**Required work:** Review the listing and copy each line that holds the word "down".

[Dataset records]
* * *
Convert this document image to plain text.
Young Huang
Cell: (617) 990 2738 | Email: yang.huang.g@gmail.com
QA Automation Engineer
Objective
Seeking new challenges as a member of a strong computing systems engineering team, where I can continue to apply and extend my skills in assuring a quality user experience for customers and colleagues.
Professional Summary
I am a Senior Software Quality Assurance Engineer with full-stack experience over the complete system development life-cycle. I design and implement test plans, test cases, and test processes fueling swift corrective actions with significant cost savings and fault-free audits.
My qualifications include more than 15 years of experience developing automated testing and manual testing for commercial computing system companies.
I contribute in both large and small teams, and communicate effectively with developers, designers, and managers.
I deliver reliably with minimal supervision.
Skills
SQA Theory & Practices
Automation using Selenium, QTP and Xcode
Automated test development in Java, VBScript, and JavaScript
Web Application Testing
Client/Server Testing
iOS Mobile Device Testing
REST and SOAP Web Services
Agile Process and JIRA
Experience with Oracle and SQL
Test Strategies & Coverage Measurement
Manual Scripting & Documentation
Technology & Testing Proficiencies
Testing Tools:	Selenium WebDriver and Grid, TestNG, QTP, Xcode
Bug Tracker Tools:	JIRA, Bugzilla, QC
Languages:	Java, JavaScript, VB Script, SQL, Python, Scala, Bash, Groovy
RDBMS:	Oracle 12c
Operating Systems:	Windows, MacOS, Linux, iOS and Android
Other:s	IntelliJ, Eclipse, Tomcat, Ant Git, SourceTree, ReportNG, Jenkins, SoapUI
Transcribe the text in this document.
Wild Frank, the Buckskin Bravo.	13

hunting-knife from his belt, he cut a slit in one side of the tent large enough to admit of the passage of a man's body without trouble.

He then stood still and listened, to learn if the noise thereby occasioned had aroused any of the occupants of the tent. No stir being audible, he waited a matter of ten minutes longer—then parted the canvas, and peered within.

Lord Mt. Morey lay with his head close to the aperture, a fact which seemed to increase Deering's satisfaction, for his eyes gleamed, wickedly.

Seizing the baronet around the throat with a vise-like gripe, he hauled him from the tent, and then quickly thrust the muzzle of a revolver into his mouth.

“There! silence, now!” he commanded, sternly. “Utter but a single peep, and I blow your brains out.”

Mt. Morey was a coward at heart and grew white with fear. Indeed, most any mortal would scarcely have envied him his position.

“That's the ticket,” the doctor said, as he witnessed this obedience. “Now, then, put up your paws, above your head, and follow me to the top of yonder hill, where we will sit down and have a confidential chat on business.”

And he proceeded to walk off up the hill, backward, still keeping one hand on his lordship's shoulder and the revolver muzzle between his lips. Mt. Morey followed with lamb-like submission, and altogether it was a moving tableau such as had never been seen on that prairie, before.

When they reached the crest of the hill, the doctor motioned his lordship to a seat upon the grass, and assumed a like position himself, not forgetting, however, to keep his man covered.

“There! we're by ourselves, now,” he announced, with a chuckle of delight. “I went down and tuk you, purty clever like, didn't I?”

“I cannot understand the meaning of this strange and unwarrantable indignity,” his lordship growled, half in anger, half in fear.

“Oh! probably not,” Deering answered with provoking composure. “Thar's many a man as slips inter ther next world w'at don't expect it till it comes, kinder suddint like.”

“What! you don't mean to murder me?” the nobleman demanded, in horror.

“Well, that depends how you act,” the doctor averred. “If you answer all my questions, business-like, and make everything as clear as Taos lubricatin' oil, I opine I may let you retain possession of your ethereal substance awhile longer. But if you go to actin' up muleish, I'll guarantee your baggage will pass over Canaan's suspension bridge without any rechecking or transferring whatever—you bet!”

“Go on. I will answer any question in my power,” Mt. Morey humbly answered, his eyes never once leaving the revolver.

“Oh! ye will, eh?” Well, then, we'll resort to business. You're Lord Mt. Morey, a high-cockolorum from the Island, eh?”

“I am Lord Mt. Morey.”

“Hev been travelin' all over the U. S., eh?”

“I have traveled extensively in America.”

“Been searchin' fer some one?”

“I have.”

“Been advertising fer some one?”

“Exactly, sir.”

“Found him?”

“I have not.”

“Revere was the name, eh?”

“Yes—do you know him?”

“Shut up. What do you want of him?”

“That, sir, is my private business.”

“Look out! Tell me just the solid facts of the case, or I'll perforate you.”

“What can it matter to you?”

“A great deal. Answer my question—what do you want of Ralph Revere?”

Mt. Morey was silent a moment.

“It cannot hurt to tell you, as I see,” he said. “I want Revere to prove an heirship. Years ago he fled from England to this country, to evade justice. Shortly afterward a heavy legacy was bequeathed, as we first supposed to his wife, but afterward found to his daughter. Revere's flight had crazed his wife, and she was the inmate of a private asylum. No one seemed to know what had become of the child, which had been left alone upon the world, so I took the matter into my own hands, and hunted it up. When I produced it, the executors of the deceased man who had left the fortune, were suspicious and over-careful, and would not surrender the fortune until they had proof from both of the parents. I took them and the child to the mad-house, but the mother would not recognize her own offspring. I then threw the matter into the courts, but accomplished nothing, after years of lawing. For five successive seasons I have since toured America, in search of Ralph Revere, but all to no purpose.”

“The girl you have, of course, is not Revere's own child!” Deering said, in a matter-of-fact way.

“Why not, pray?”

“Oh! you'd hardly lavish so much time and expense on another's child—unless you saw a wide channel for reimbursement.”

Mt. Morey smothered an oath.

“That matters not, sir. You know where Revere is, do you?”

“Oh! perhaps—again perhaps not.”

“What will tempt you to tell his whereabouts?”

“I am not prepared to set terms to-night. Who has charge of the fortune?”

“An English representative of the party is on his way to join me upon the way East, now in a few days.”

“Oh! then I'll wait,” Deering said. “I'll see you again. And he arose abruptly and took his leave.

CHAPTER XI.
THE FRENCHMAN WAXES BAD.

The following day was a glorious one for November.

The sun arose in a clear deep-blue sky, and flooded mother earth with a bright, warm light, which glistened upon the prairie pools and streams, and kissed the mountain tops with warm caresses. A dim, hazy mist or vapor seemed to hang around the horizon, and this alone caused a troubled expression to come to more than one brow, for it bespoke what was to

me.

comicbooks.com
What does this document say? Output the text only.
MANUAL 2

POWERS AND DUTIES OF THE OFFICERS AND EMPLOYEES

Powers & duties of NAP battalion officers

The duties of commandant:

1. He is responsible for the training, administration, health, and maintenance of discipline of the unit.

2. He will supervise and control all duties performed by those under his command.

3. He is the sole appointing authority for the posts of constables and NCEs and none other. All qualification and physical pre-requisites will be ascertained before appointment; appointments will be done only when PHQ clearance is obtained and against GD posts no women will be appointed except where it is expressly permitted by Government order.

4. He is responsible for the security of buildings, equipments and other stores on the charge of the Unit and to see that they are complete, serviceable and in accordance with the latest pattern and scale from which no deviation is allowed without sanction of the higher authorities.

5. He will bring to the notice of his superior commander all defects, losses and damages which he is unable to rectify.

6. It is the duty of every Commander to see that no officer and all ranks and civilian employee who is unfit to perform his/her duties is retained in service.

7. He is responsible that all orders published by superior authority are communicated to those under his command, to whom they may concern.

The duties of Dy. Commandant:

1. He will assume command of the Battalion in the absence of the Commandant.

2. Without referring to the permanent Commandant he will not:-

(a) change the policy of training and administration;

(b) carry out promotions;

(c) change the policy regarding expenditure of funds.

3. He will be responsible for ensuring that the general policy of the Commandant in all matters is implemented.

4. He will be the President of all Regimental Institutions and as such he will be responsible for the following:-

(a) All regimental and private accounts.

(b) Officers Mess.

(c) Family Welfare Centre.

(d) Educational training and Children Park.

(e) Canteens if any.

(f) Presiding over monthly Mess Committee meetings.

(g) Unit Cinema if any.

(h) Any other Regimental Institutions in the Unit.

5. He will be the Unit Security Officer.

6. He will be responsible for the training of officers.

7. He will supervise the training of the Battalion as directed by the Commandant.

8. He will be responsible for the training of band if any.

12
* * *
**Final result:**
“That's the ticket,” the doctor said, as he witnessed this obedience. “Now, then, put up your paws, above your head, and follow me to the top of yonder hill, where we will sit down and have a confidential chat on business.”
“There! we're by ourselves, now,” he announced, with a chuckle of delight. “I went down and tuk you, purty clever like, didn't I?”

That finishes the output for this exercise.